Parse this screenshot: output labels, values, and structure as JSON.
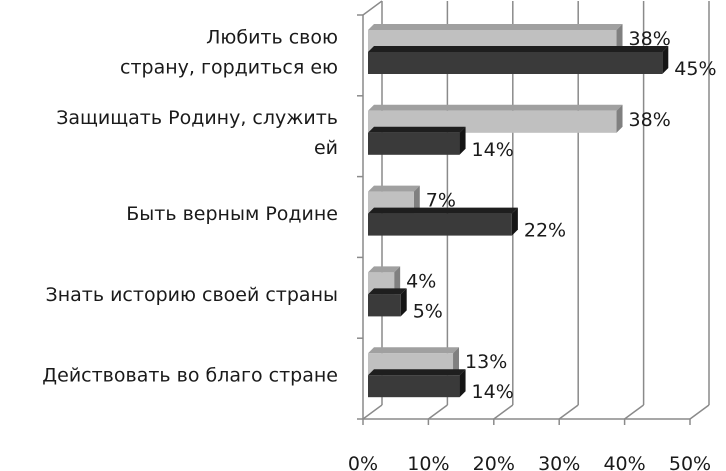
{
  "chart_data": {
    "type": "bar",
    "orientation": "horizontal",
    "style": "3d-clustered",
    "categories": [
      [
        "Любить свою",
        "страну, гордиться ею"
      ],
      [
        "Защищать Родину, служить",
        "ей"
      ],
      [
        "Быть верным Родине"
      ],
      [
        "Знать историю своей страны"
      ],
      [
        "Действовать во благо стране"
      ]
    ],
    "series": [
      {
        "values": [
          38,
          38,
          7,
          4,
          13
        ],
        "color": "#c0c0c0"
      },
      {
        "values": [
          45,
          14,
          22,
          5,
          14
        ],
        "color": "#3a3a3a"
      }
    ],
    "data_labels": [
      [
        "38%",
        "38%",
        "7%",
        "4%",
        "13%"
      ],
      [
        "45%",
        "14%",
        "22%",
        "5%",
        "14%"
      ]
    ],
    "xlim": [
      0,
      50
    ],
    "xticks": [
      "0%",
      "10%",
      "20%",
      "30%",
      "40%",
      "50%"
    ],
    "grid": true,
    "legend": "none"
  }
}
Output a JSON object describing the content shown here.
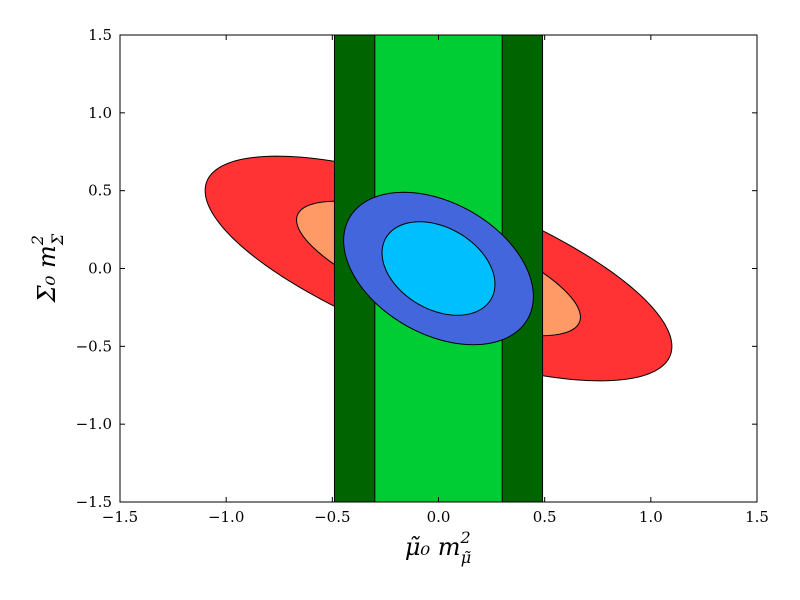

========

GIVEN PROBLEM: State how many lines include the string "JSON". Give no other information.

EXERCISE RESULT: 2